[Input rows]:
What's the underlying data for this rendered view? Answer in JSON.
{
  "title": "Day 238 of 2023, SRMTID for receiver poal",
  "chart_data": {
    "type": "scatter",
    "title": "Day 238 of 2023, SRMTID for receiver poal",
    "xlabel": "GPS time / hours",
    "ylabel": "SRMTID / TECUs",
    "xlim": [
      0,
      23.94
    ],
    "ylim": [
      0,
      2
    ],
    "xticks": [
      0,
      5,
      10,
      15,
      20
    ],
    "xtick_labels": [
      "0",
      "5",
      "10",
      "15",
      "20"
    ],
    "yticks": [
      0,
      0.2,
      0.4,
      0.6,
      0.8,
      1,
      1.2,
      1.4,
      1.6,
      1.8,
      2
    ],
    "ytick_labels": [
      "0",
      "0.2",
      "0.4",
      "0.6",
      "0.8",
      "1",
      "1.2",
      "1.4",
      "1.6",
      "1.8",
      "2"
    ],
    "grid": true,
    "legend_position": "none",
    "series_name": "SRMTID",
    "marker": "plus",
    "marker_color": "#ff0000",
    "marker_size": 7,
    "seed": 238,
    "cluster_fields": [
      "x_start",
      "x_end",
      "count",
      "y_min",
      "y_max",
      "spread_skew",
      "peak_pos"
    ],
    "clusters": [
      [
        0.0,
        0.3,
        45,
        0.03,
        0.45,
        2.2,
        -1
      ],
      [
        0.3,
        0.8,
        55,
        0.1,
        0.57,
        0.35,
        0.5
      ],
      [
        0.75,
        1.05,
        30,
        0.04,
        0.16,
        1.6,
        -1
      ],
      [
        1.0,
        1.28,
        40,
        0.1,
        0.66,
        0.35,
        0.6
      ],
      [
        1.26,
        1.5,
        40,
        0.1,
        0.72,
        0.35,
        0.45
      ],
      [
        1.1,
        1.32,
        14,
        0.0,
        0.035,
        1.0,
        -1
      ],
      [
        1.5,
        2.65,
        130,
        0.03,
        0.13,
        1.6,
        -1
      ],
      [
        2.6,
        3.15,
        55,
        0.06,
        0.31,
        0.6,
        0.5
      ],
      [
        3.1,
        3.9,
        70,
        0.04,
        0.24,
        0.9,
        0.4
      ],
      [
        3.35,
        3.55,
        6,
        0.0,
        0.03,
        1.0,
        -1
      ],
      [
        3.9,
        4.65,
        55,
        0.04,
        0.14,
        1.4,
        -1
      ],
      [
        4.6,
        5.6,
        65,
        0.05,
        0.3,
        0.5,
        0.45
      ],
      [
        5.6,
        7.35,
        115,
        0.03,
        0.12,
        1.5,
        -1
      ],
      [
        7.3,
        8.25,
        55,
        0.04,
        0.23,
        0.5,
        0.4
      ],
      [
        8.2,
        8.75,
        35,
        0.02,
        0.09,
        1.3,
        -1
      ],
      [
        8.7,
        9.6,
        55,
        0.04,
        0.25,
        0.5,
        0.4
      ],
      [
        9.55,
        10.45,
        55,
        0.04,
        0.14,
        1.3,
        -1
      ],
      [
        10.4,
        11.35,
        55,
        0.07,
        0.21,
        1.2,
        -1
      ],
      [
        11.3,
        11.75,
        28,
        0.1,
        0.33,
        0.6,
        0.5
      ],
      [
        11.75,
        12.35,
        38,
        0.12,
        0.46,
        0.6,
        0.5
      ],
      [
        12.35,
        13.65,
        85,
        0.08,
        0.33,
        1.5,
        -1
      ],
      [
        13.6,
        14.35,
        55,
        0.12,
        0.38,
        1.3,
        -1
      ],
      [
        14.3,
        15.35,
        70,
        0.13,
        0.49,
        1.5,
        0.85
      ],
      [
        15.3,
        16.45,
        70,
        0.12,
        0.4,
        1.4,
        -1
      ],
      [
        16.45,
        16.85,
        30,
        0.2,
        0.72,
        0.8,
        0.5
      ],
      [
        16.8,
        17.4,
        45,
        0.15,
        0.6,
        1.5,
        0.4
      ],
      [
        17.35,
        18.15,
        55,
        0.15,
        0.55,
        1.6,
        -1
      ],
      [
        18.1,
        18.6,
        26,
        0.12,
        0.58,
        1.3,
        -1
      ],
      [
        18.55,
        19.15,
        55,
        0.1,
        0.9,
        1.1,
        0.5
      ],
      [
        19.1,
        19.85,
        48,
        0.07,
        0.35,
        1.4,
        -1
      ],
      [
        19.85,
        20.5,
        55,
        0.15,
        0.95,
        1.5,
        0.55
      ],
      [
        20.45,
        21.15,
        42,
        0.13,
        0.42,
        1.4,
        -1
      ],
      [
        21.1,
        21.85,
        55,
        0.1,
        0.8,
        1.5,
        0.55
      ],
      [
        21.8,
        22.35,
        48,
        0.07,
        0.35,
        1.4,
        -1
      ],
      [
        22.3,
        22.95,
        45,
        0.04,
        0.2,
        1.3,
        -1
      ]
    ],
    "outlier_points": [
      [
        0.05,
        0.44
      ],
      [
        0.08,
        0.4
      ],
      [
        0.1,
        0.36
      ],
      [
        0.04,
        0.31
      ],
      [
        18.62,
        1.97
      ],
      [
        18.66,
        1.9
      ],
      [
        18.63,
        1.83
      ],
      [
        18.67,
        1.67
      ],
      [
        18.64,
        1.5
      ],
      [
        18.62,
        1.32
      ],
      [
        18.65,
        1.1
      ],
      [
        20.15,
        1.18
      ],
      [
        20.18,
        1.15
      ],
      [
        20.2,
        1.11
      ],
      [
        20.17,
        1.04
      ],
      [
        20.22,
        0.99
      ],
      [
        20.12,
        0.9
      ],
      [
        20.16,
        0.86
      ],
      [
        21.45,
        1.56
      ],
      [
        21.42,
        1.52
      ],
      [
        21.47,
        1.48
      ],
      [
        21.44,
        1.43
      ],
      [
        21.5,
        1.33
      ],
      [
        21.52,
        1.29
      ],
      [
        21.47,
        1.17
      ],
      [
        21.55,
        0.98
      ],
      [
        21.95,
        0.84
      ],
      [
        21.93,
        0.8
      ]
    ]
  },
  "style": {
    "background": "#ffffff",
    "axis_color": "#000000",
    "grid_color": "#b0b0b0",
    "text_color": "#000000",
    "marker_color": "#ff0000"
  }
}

[Short task]:
Write out every line of the data that holds the word "title".

[Answer to this problem]:
  "title": "Day 238 of 2023, SRMTID for receiver poal",
    "title": "Day 238 of 2023, SRMTID for receiver poal",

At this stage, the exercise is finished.